> _Your task_
Pick out the lines below with "JSON" and list them.

> _Record list_
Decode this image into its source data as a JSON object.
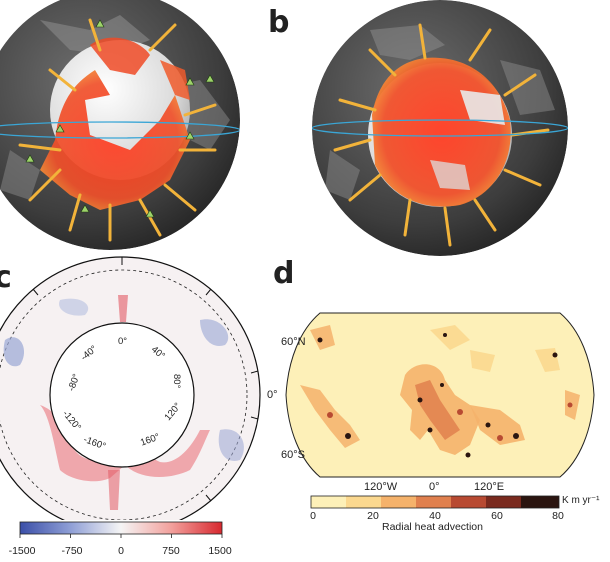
{
  "figure": {
    "panel_labels": {
      "a": "",
      "b": "b",
      "c": "c",
      "d": "d"
    },
    "panel_c": {
      "inner_ticks": [
        "0°",
        "40°",
        "80°",
        "120°",
        "160°",
        "-160°",
        "-120°",
        "-80°",
        "-40°"
      ],
      "colorbar": {
        "ticks": [
          "-1500",
          "-750",
          "0",
          "750",
          "1500"
        ],
        "colors": [
          "#3b4fa8",
          "#8f9fd6",
          "#f5f5f5",
          "#f2a09c",
          "#d7282f"
        ]
      }
    },
    "panel_d": {
      "lat_labels": [
        "60°N",
        "0°",
        "60°S"
      ],
      "lon_labels": [
        "120°W",
        "0°",
        "120°E"
      ],
      "colorbar": {
        "ticks": [
          "0",
          "20",
          "40",
          "60",
          "80"
        ],
        "unit": "K m yr⁻¹",
        "title": "Radial heat advection",
        "colors": [
          "#fdf0b8",
          "#fbd88f",
          "#f5b26b",
          "#e0804e",
          "#b84a32",
          "#7a2a1e",
          "#2b1510"
        ]
      }
    }
  }
}
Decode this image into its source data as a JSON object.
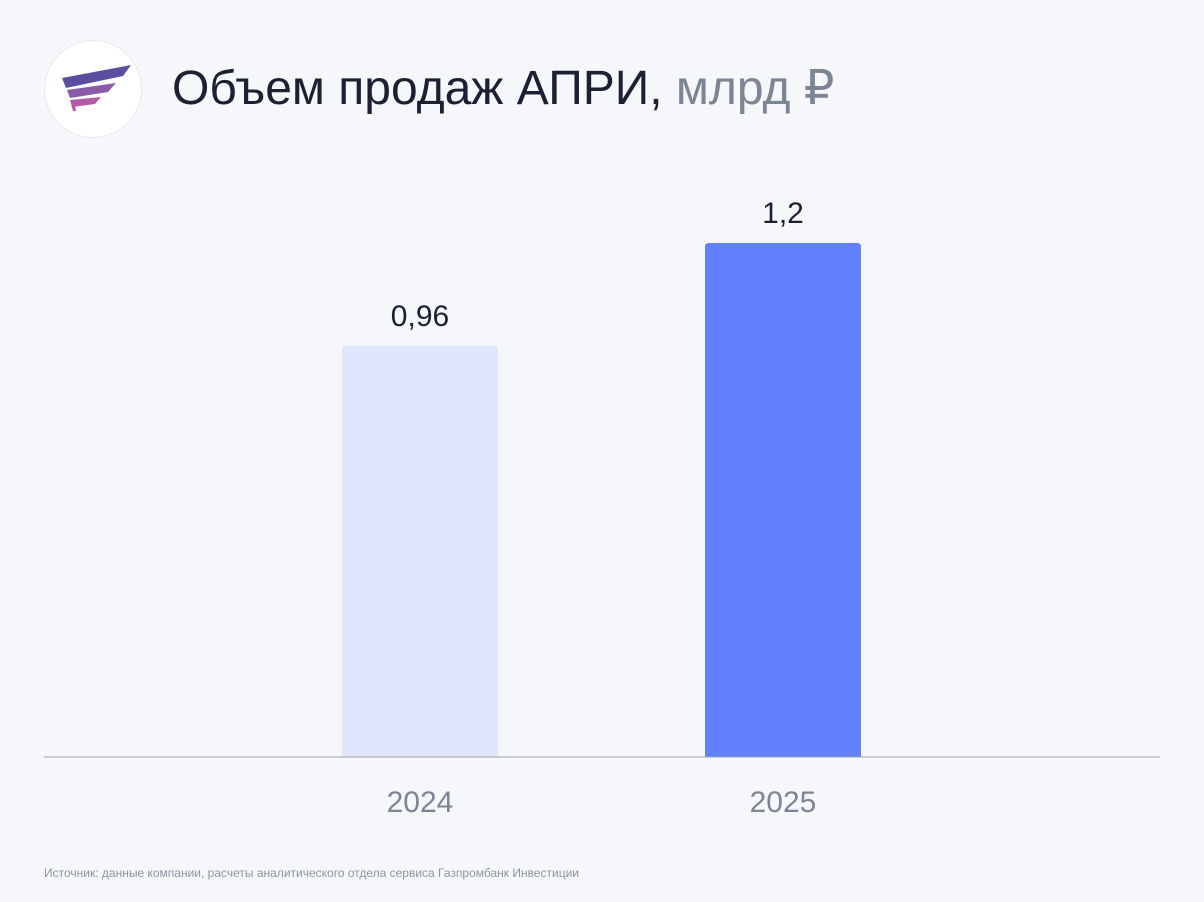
{
  "title": {
    "main": "Объем продаж АПРИ,",
    "unit": "млрд ₽"
  },
  "source": "Источник: данные компании, расчеты аналитического отдела сервиса Газпромбанк Инвестиции",
  "chart_data": {
    "type": "bar",
    "title": "Объем продаж АПРИ, млрд ₽",
    "categories": [
      "2024",
      "2025"
    ],
    "values": [
      0.96,
      1.2
    ],
    "labels": [
      "0,96",
      "1,2"
    ],
    "colors": [
      "#e0e6fc",
      "#6080fd"
    ],
    "xlabel": "",
    "ylabel": "",
    "ylim": [
      0,
      1.2
    ],
    "grid": false
  }
}
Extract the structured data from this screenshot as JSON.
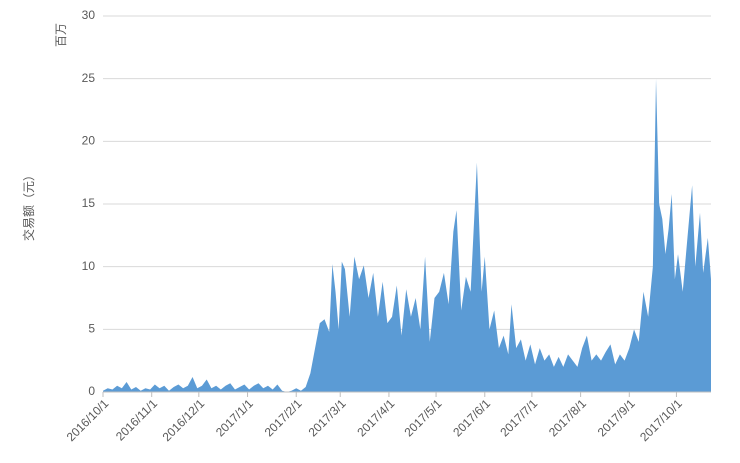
{
  "chart_data": {
    "type": "area",
    "y_label": "交易额（元）",
    "y_unit": "百万",
    "color": "#5b9bd5",
    "grid": true,
    "x": [
      "2016/10/1",
      "2016/10/4",
      "2016/10/7",
      "2016/10/10",
      "2016/10/13",
      "2016/10/16",
      "2016/10/19",
      "2016/10/22",
      "2016/10/25",
      "2016/10/28",
      "2016/10/31",
      "2016/11/3",
      "2016/11/6",
      "2016/11/9",
      "2016/11/12",
      "2016/11/15",
      "2016/11/18",
      "2016/11/21",
      "2016/11/24",
      "2016/11/27",
      "2016/11/30",
      "2016/12/3",
      "2016/12/6",
      "2016/12/9",
      "2016/12/12",
      "2016/12/15",
      "2016/12/18",
      "2016/12/21",
      "2016/12/24",
      "2016/12/27",
      "2016/12/30",
      "2017/1/2",
      "2017/1/5",
      "2017/1/8",
      "2017/1/11",
      "2017/1/14",
      "2017/1/17",
      "2017/1/20",
      "2017/1/23",
      "2017/1/26",
      "2017/1/29",
      "2017/2/1",
      "2017/2/4",
      "2017/2/7",
      "2017/2/10",
      "2017/2/13",
      "2017/2/16",
      "2017/2/19",
      "2017/2/22",
      "2017/2/24",
      "2017/2/26",
      "2017/2/28",
      "2017/3/2",
      "2017/3/4",
      "2017/3/7",
      "2017/3/10",
      "2017/3/13",
      "2017/3/16",
      "2017/3/19",
      "2017/3/22",
      "2017/3/25",
      "2017/3/28",
      "2017/3/31",
      "2017/4/3",
      "2017/4/6",
      "2017/4/9",
      "2017/4/12",
      "2017/4/15",
      "2017/4/18",
      "2017/4/21",
      "2017/4/24",
      "2017/4/27",
      "2017/4/30",
      "2017/5/3",
      "2017/5/6",
      "2017/5/9",
      "2017/5/12",
      "2017/5/14",
      "2017/5/17",
      "2017/5/20",
      "2017/5/23",
      "2017/5/27",
      "2017/5/30",
      "2017/6/1",
      "2017/6/4",
      "2017/6/7",
      "2017/6/10",
      "2017/6/13",
      "2017/6/16",
      "2017/6/18",
      "2017/6/21",
      "2017/6/24",
      "2017/6/27",
      "2017/6/30",
      "2017/7/3",
      "2017/7/6",
      "2017/7/9",
      "2017/7/12",
      "2017/7/15",
      "2017/7/18",
      "2017/7/21",
      "2017/7/24",
      "2017/7/27",
      "2017/7/30",
      "2017/8/2",
      "2017/8/5",
      "2017/8/8",
      "2017/8/11",
      "2017/8/14",
      "2017/8/17",
      "2017/8/20",
      "2017/8/23",
      "2017/8/26",
      "2017/8/29",
      "2017/9/1",
      "2017/9/4",
      "2017/9/7",
      "2017/9/10",
      "2017/9/13",
      "2017/9/16",
      "2017/9/18",
      "2017/9/20",
      "2017/9/22",
      "2017/9/24",
      "2017/9/26",
      "2017/9/28",
      "2017/9/30",
      "2017/10/2",
      "2017/10/5",
      "2017/10/8",
      "2017/10/11",
      "2017/10/13",
      "2017/10/16",
      "2017/10/18",
      "2017/10/21",
      "2017/10/23"
    ],
    "values": [
      0.1,
      0.3,
      0.2,
      0.5,
      0.3,
      0.8,
      0.2,
      0.4,
      0.1,
      0.3,
      0.2,
      0.6,
      0.3,
      0.5,
      0.1,
      0.4,
      0.6,
      0.3,
      0.5,
      1.2,
      0.3,
      0.5,
      1.0,
      0.3,
      0.5,
      0.2,
      0.5,
      0.7,
      0.2,
      0.4,
      0.6,
      0.2,
      0.5,
      0.7,
      0.3,
      0.5,
      0.2,
      0.6,
      0.1,
      0.0,
      0.1,
      0.3,
      0.1,
      0.4,
      1.5,
      3.5,
      5.5,
      5.8,
      4.8,
      10.2,
      8.0,
      5.0,
      10.4,
      9.8,
      6.0,
      10.8,
      9.0,
      10.1,
      7.5,
      9.5,
      6.0,
      8.8,
      5.5,
      6.0,
      8.5,
      4.5,
      8.2,
      6.0,
      7.5,
      5.0,
      10.8,
      4.0,
      7.5,
      8.0,
      9.5,
      7.0,
      12.8,
      14.5,
      6.5,
      9.2,
      8.0,
      18.3,
      8.0,
      10.8,
      5.0,
      6.5,
      3.5,
      4.5,
      3.0,
      7.0,
      3.5,
      4.2,
      2.5,
      3.8,
      2.2,
      3.5,
      2.5,
      3.0,
      2.0,
      2.8,
      2.0,
      3.0,
      2.5,
      2.0,
      3.5,
      4.5,
      2.5,
      3.0,
      2.5,
      3.2,
      3.8,
      2.2,
      3.0,
      2.5,
      3.5,
      5.0,
      4.0,
      8.0,
      6.0,
      10.0,
      25.0,
      15.0,
      13.8,
      11.0,
      13.0,
      15.8,
      9.0,
      11.0,
      8.0,
      12.3,
      16.5,
      10.0,
      14.3,
      9.5,
      12.3,
      9.0
    ],
    "xlim": [
      "2016/10/1",
      "2017/10/23"
    ],
    "xticks": [
      "2016/10/1",
      "2016/11/1",
      "2016/12/1",
      "2017/1/1",
      "2017/2/1",
      "2017/3/1",
      "2017/4/1",
      "2017/5/1",
      "2017/6/1",
      "2017/7/1",
      "2017/8/1",
      "2017/9/1",
      "2017/10/1"
    ],
    "ylim": [
      0,
      30
    ],
    "yticks": [
      0,
      5,
      10,
      15,
      20,
      25,
      30
    ]
  }
}
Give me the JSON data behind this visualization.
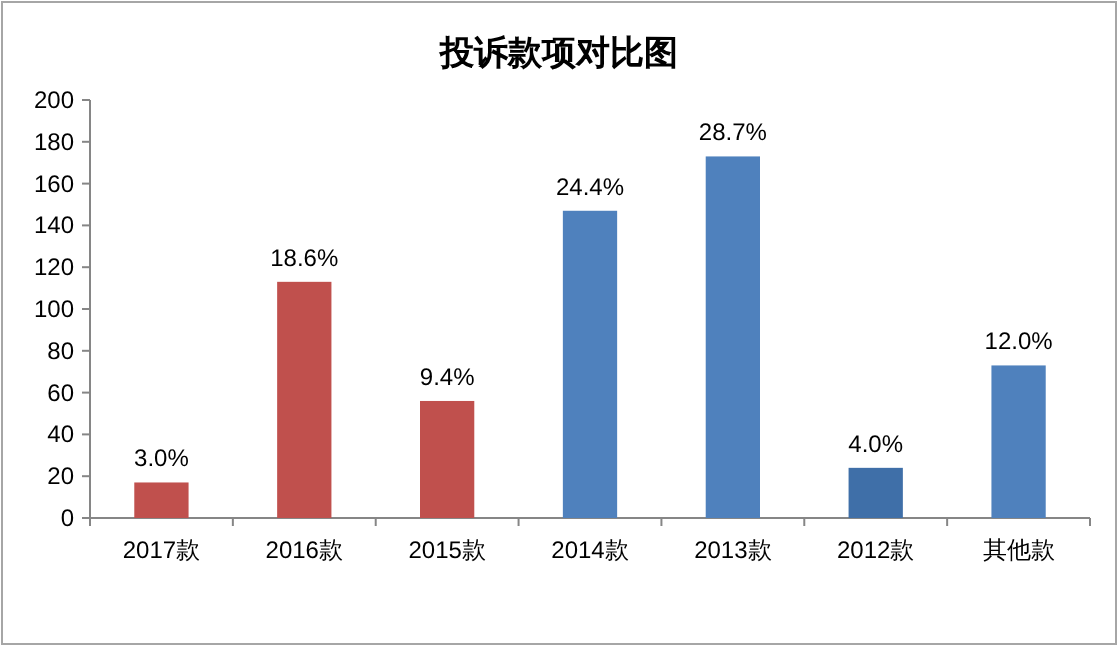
{
  "chart_data": {
    "type": "bar",
    "title": "投诉款项对比图",
    "categories": [
      "2017款",
      "2016款",
      "2015款",
      "2014款",
      "2013款",
      "2012款",
      "其他款"
    ],
    "values": [
      17,
      113,
      56,
      147,
      173,
      24,
      73
    ],
    "colors": [
      "#c0504d",
      "#c0504d",
      "#c0504d",
      "#4f81bd",
      "#4f81bd",
      "#3f6fa8",
      "#4f81bd"
    ],
    "annotations": [
      {
        "text": "3.0%",
        "x": "2017款",
        "y": 17
      },
      {
        "text": "18.6%",
        "x": "2016款",
        "y": 113
      },
      {
        "text": "9.4%",
        "x": "2015款",
        "y": 56
      },
      {
        "text": "24.4%",
        "x": "2014款",
        "y": 147
      },
      {
        "text": "28.7%",
        "x": "2013款",
        "y": 173
      },
      {
        "text": "4.0%",
        "x": "2012款",
        "y": 24
      },
      {
        "text": "12.0%",
        "x": "其他款",
        "y": 73
      }
    ],
    "ylim": [
      0,
      200
    ],
    "yticks": [
      0,
      20,
      40,
      60,
      80,
      100,
      120,
      140,
      160,
      180,
      200
    ]
  }
}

> _Task solution_
Decode this image into its source data as a JSON object.
Decode this image into its source data as a JSON object.
Extract the structured data from this screenshot as JSON.
Give me the JSON data behind this visualization.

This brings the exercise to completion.